» **GIVEN DATA**:
=-=-=
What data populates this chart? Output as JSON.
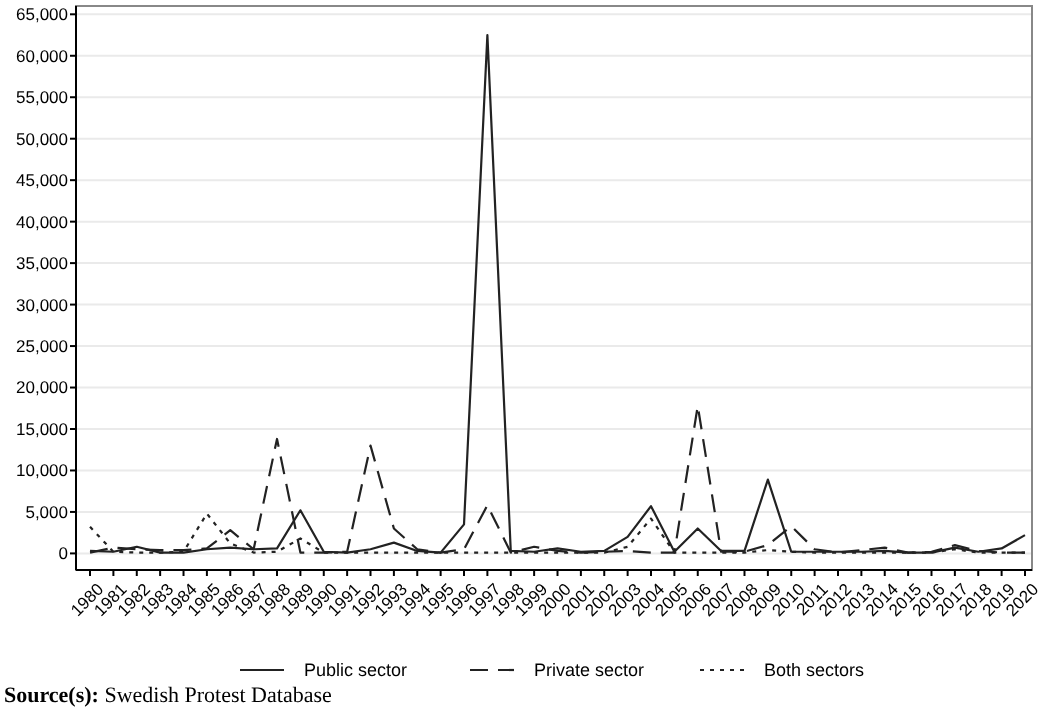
{
  "chart_data": {
    "type": "line",
    "x": [
      1980,
      1981,
      1982,
      1983,
      1984,
      1985,
      1986,
      1987,
      1988,
      1989,
      1990,
      1991,
      1992,
      1993,
      1994,
      1995,
      1996,
      1997,
      1998,
      1999,
      2000,
      2001,
      2002,
      2003,
      2004,
      2005,
      2006,
      2007,
      2008,
      2009,
      2010,
      2011,
      2012,
      2013,
      2014,
      2015,
      2016,
      2017,
      2018,
      2019,
      2020
    ],
    "xlim": [
      1979.4,
      2020.3
    ],
    "xticks": [
      1980,
      1981,
      1982,
      1983,
      1984,
      1985,
      1986,
      1987,
      1988,
      1989,
      1990,
      1991,
      1992,
      1993,
      1994,
      1995,
      1996,
      1997,
      1998,
      1999,
      2000,
      2001,
      2002,
      2003,
      2004,
      2005,
      2006,
      2007,
      2008,
      2009,
      2010,
      2011,
      2012,
      2013,
      2014,
      2015,
      2016,
      2017,
      2018,
      2019,
      2020
    ],
    "ylim": [
      -2000,
      66000
    ],
    "yticks": [
      {
        "value": 0,
        "label": "0"
      },
      {
        "value": 5000,
        "label": "5,000"
      },
      {
        "value": 10000,
        "label": "10,000"
      },
      {
        "value": 15000,
        "label": "15,000"
      },
      {
        "value": 20000,
        "label": "20,000"
      },
      {
        "value": 25000,
        "label": "25,000"
      },
      {
        "value": 30000,
        "label": "30,000"
      },
      {
        "value": 35000,
        "label": "35,000"
      },
      {
        "value": 40000,
        "label": "40,000"
      },
      {
        "value": 45000,
        "label": "45,000"
      },
      {
        "value": 50000,
        "label": "50,000"
      },
      {
        "value": 55000,
        "label": "55,000"
      },
      {
        "value": 60000,
        "label": "60,000"
      },
      {
        "value": 65000,
        "label": "65,000"
      }
    ],
    "grid": "y",
    "legend": "bottom",
    "series": [
      {
        "name": "Public sector",
        "color": "#222222",
        "line_style": "solid",
        "values": [
          300,
          200,
          800,
          100,
          100,
          500,
          700,
          500,
          600,
          5200,
          200,
          100,
          500,
          1300,
          300,
          100,
          3500,
          62500,
          300,
          200,
          600,
          200,
          300,
          2000,
          5700,
          200,
          3000,
          300,
          300,
          8900,
          200,
          200,
          200,
          200,
          300,
          100,
          100,
          700,
          200,
          600,
          2200
        ]
      },
      {
        "name": "Private sector",
        "color": "#222222",
        "line_style": "dashed",
        "values": [
          100,
          700,
          500,
          400,
          400,
          600,
          2800,
          500,
          13800,
          100,
          100,
          200,
          13000,
          3000,
          500,
          100,
          500,
          5800,
          100,
          800,
          300,
          100,
          200,
          300,
          100,
          100,
          17800,
          200,
          200,
          1000,
          3300,
          500,
          100,
          400,
          700,
          100,
          200,
          1000,
          300,
          100,
          100
        ]
      },
      {
        "name": "Both sectors",
        "color": "#222222",
        "line_style": "dotted",
        "values": [
          3200,
          200,
          100,
          100,
          200,
          4800,
          1200,
          100,
          200,
          1800,
          100,
          100,
          100,
          100,
          100,
          100,
          100,
          100,
          100,
          100,
          100,
          100,
          100,
          800,
          4200,
          100,
          100,
          100,
          100,
          400,
          200,
          100,
          100,
          100,
          100,
          100,
          100,
          500,
          100,
          100,
          100
        ]
      }
    ],
    "annotations": [
      "Source(s): Swedish Protest Database"
    ]
  }
}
=-=-=
» **EXERCISE AIM**:
Out of the material above, gather each line where "name" appears.

» **ANSWER TO THE PROBLEM**:
        "name": "Public sector",
        "name": "Private sector",
        "name": "Both sectors",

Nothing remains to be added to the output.